Given records Block Start
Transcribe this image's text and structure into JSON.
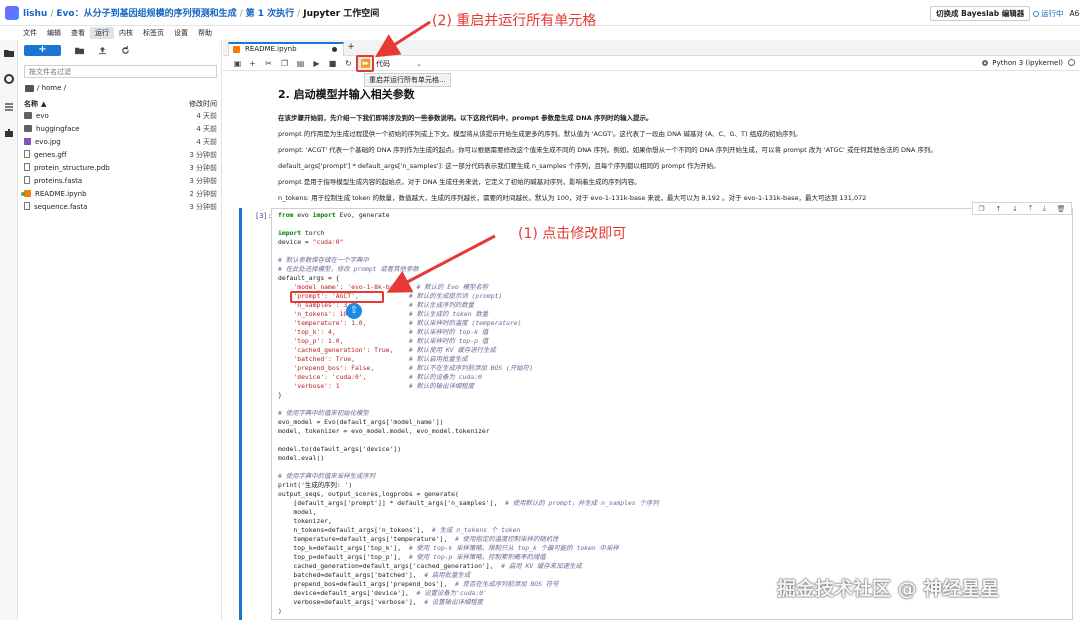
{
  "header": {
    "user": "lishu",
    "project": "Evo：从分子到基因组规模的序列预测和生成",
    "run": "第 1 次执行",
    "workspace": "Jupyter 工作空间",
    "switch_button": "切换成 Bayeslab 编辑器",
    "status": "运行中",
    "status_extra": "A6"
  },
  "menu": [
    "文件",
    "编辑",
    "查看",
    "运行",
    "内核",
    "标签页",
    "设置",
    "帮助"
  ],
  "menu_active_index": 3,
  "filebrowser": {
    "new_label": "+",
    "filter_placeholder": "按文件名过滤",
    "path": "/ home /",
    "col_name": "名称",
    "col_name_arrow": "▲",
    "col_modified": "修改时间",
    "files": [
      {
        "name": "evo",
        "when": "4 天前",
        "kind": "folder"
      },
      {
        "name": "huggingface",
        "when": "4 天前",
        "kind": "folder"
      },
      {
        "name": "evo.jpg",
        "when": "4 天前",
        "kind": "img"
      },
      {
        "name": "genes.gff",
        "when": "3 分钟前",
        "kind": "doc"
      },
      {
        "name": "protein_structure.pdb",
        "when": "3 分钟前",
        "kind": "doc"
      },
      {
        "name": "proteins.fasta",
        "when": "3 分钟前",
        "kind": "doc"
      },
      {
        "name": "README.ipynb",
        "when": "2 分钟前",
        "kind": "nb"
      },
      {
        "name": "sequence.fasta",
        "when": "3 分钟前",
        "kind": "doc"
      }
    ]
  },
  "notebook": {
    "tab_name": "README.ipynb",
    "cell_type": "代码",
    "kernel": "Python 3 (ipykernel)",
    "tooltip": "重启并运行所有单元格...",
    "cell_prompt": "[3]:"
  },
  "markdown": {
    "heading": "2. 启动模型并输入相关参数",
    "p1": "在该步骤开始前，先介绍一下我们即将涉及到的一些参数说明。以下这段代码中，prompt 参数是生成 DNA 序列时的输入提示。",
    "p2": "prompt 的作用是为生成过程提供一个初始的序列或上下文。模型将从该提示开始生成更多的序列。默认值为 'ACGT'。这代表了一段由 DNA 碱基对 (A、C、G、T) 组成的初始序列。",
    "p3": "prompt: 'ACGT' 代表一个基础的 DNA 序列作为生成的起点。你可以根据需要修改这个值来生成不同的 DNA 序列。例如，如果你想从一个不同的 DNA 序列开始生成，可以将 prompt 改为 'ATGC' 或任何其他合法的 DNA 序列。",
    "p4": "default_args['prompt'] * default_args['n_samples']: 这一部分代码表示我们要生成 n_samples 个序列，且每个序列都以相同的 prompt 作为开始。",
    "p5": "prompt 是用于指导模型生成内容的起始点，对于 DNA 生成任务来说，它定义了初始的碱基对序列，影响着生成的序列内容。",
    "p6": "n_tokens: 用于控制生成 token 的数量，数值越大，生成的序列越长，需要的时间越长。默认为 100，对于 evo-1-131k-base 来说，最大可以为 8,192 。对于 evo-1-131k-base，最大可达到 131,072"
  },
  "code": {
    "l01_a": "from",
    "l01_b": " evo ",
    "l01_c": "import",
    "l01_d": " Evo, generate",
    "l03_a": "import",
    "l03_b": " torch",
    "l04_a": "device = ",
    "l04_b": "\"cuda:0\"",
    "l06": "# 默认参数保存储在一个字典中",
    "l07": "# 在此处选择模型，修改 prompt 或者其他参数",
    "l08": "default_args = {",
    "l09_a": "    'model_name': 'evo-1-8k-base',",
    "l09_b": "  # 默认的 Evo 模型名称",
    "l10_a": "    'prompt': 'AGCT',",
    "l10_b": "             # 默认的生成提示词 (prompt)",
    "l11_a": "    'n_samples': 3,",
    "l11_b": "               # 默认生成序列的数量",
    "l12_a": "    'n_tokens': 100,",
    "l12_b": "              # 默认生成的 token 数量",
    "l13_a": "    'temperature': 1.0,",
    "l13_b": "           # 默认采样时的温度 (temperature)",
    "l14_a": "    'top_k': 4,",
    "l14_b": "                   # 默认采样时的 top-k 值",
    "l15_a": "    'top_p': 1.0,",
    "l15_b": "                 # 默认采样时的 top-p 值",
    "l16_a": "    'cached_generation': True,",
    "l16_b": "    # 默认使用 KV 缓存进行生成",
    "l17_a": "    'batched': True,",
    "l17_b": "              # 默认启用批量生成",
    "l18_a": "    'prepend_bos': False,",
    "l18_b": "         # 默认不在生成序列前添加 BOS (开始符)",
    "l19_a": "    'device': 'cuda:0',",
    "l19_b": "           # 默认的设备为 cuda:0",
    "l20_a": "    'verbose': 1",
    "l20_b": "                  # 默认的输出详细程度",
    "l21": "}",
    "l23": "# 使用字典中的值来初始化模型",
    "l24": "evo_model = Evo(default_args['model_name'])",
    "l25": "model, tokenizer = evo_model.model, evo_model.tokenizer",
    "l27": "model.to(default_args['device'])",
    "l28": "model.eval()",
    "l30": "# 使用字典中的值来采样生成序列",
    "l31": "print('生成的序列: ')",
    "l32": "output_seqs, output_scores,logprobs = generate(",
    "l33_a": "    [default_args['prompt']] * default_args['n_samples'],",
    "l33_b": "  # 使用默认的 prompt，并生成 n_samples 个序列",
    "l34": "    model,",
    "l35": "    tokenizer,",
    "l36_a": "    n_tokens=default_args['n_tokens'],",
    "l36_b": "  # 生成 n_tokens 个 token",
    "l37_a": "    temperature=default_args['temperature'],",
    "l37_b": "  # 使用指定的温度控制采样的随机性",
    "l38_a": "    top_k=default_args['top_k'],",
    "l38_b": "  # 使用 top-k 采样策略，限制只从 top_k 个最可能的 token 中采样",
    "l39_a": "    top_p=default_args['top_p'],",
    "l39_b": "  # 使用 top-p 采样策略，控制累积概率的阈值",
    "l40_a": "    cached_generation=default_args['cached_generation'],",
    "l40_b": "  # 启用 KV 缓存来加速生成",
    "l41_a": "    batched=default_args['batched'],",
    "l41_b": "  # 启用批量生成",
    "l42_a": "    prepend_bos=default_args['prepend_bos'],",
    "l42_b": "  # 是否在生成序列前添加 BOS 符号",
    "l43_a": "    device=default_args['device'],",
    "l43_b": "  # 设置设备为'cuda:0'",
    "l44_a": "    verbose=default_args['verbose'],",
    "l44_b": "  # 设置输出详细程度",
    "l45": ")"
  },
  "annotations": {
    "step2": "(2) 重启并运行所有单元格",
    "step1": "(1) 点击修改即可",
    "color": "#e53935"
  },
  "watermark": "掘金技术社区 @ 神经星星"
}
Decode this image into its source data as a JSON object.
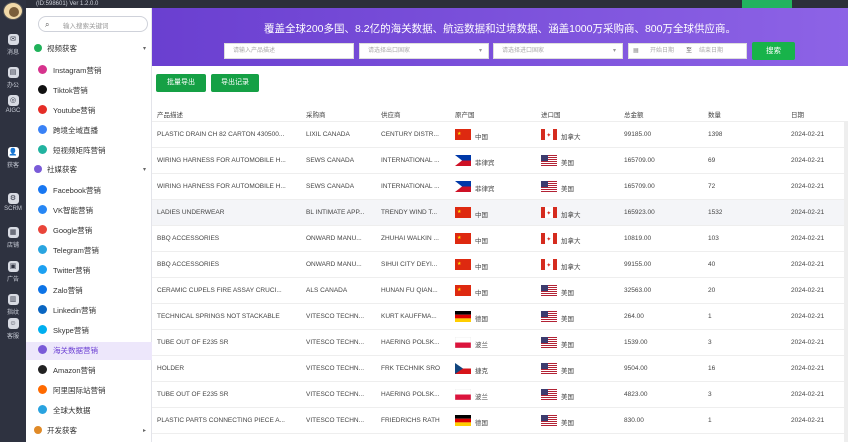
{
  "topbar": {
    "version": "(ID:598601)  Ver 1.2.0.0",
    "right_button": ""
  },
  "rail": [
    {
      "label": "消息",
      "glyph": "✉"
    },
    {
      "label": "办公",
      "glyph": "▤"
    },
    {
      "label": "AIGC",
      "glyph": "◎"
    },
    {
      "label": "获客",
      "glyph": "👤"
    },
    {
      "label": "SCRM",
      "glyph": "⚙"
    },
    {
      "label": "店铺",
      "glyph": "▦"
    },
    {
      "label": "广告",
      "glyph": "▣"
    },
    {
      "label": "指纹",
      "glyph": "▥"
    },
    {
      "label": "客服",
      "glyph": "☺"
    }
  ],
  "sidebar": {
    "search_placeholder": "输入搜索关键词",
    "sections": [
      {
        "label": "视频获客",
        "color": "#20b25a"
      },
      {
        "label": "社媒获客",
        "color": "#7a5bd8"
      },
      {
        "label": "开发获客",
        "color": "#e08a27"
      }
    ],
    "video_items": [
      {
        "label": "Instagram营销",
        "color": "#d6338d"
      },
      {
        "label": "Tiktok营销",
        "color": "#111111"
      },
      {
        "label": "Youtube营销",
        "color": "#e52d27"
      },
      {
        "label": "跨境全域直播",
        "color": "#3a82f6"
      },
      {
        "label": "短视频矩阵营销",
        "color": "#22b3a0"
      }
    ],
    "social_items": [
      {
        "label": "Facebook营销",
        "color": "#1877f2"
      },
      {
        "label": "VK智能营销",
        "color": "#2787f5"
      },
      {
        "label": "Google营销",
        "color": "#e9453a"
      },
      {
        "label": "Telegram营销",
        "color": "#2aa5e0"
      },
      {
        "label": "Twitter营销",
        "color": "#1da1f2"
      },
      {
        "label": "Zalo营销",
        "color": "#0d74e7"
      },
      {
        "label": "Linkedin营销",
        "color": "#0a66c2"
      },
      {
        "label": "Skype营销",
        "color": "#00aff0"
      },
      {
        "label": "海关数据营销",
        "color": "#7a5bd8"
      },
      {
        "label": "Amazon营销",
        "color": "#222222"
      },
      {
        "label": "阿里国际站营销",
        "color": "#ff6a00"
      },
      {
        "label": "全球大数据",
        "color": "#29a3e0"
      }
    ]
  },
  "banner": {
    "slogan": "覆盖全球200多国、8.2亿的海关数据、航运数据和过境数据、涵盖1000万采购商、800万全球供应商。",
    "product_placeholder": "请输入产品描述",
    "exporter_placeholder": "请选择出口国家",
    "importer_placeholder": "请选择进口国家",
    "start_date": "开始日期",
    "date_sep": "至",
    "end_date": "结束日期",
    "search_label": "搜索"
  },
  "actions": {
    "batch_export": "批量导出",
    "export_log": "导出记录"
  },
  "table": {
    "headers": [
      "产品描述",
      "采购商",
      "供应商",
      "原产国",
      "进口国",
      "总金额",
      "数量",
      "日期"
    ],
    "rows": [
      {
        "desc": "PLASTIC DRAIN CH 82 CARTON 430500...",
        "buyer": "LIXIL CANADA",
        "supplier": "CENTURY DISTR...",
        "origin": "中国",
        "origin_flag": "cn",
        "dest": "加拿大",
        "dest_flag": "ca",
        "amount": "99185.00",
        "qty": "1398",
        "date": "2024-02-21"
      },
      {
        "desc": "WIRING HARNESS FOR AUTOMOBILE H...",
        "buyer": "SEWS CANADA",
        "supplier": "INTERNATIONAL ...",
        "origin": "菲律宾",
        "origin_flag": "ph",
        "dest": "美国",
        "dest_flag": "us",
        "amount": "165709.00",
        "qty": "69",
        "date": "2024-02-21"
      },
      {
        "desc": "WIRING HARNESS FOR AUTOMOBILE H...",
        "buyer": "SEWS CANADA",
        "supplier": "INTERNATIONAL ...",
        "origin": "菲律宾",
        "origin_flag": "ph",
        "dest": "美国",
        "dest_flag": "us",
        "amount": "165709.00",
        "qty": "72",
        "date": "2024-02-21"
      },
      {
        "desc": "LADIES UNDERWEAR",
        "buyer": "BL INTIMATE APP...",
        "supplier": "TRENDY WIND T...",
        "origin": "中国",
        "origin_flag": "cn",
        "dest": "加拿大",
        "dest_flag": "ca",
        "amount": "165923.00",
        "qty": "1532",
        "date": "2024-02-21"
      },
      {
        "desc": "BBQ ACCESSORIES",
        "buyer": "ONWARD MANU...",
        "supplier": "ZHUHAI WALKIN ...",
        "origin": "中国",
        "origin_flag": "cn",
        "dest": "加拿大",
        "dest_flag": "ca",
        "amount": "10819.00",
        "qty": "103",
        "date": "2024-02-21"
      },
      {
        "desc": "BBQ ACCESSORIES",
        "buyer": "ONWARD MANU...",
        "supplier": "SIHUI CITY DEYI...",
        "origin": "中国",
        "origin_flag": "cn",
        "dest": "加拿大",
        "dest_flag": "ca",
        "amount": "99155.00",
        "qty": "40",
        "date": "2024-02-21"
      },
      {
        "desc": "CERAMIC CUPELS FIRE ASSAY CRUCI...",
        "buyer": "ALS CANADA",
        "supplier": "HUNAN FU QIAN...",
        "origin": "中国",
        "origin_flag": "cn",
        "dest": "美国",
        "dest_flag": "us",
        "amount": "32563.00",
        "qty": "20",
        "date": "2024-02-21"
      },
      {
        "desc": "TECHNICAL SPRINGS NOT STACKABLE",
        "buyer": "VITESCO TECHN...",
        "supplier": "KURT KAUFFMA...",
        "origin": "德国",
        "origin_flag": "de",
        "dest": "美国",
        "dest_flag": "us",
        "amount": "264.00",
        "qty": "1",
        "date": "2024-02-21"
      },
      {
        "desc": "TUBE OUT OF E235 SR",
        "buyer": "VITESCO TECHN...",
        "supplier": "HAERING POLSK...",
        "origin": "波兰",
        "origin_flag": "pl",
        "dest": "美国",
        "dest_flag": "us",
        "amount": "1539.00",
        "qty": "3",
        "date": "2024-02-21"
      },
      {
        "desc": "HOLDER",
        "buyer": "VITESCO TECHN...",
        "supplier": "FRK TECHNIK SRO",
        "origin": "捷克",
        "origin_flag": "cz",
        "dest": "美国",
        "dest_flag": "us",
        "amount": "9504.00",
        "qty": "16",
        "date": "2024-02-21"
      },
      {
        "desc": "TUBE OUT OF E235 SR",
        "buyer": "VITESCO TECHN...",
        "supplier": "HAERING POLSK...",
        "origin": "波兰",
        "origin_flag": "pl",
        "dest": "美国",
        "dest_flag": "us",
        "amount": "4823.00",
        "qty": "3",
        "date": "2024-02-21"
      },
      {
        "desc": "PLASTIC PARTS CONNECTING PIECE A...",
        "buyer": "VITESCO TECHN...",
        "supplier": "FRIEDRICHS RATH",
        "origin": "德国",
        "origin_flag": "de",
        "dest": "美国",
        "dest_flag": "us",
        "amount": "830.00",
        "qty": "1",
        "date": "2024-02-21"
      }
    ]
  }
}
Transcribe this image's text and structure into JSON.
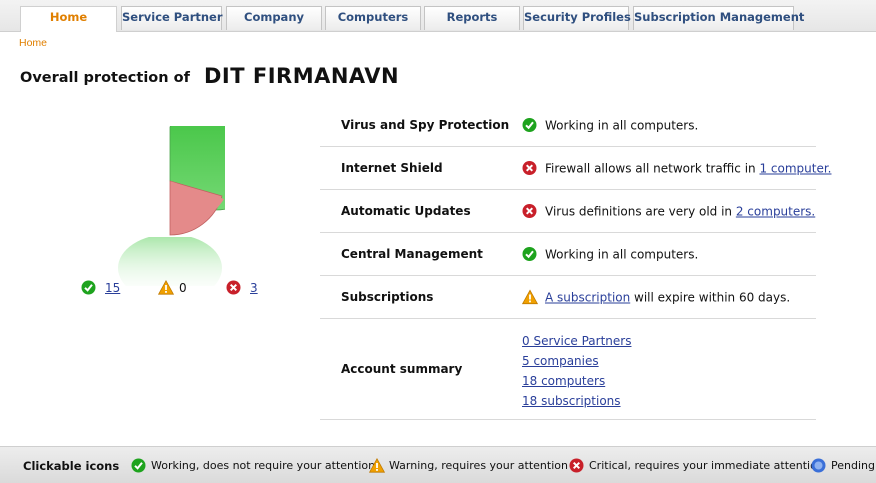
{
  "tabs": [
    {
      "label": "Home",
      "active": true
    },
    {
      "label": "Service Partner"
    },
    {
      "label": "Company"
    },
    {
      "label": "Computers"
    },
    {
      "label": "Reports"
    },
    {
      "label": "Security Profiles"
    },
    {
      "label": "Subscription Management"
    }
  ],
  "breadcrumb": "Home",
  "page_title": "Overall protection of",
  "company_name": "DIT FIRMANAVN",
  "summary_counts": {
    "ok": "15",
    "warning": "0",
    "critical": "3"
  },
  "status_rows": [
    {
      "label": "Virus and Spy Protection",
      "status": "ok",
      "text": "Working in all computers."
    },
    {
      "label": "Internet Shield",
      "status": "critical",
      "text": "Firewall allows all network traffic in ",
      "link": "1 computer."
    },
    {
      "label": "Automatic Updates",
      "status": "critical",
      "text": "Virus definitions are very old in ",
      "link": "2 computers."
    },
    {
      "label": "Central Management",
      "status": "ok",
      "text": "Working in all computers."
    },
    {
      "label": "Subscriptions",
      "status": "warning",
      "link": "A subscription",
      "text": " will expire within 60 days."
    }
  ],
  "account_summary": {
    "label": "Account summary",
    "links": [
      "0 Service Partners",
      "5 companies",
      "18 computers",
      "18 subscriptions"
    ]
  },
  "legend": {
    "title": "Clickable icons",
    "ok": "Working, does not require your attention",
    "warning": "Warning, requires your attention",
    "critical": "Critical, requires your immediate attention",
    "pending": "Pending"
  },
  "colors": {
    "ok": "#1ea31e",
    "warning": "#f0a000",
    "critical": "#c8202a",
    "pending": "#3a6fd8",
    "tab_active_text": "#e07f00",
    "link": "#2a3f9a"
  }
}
Given records Block End
Task to carry out: Which lines of the listing above hold the word "temperature"? Copy each of them.

Final answer:
    "l13_a": "    'temperature': 1.0,",
    "l13_b": "           # 默认采样时的温度 (temperature)",
    "l37_a": "    temperature=default_args['temperature'],",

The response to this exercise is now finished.